- Given data:
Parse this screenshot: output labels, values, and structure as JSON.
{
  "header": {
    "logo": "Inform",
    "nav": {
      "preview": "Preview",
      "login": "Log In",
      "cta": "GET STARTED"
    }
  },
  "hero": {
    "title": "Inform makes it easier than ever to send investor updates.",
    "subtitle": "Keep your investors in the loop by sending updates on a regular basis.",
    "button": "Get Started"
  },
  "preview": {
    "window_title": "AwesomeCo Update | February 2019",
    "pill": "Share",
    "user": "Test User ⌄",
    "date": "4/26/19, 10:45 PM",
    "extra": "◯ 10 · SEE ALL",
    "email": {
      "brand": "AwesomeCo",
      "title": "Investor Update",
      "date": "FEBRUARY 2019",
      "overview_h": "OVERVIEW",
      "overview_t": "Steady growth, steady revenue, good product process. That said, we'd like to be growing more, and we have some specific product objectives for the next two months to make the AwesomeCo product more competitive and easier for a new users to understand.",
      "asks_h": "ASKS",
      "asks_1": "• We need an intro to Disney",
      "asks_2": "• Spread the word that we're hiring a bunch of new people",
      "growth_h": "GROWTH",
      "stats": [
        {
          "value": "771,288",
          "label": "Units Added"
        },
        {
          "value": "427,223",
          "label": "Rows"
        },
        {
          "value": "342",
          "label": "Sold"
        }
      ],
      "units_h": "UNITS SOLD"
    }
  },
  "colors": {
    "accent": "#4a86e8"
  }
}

- What you have to do: Repeat the records above exactly.

- Full output:
Parse this screenshot: output labels, values, and structure as JSON.
{
  "header": {
    "logo": "Inform",
    "nav": {
      "preview": "Preview",
      "login": "Log In",
      "cta": "GET STARTED"
    }
  },
  "hero": {
    "title": "Inform makes it easier than ever to send investor updates.",
    "subtitle": "Keep your investors in the loop by sending updates on a regular basis.",
    "button": "Get Started"
  },
  "preview": {
    "window_title": "AwesomeCo Update | February 2019",
    "pill": "Share",
    "user": "Test User ⌄",
    "date": "4/26/19, 10:45 PM",
    "extra": "◯ 10 · SEE ALL",
    "email": {
      "brand": "AwesomeCo",
      "title": "Investor Update",
      "date": "FEBRUARY 2019",
      "overview_h": "OVERVIEW",
      "overview_t": "Steady growth, steady revenue, good product process. That said, we'd like to be growing more, and we have some specific product objectives for the next two months to make the AwesomeCo product more competitive and easier for a new users to understand.",
      "asks_h": "ASKS",
      "asks_1": "• We need an intro to Disney",
      "asks_2": "• Spread the word that we're hiring a bunch of new people",
      "growth_h": "GROWTH",
      "stats": [
        {
          "value": "771,288",
          "label": "Units Added"
        },
        {
          "value": "427,223",
          "label": "Rows"
        },
        {
          "value": "342",
          "label": "Sold"
        }
      ],
      "units_h": "UNITS SOLD"
    }
  },
  "colors": {
    "accent": "#4a86e8"
  }
}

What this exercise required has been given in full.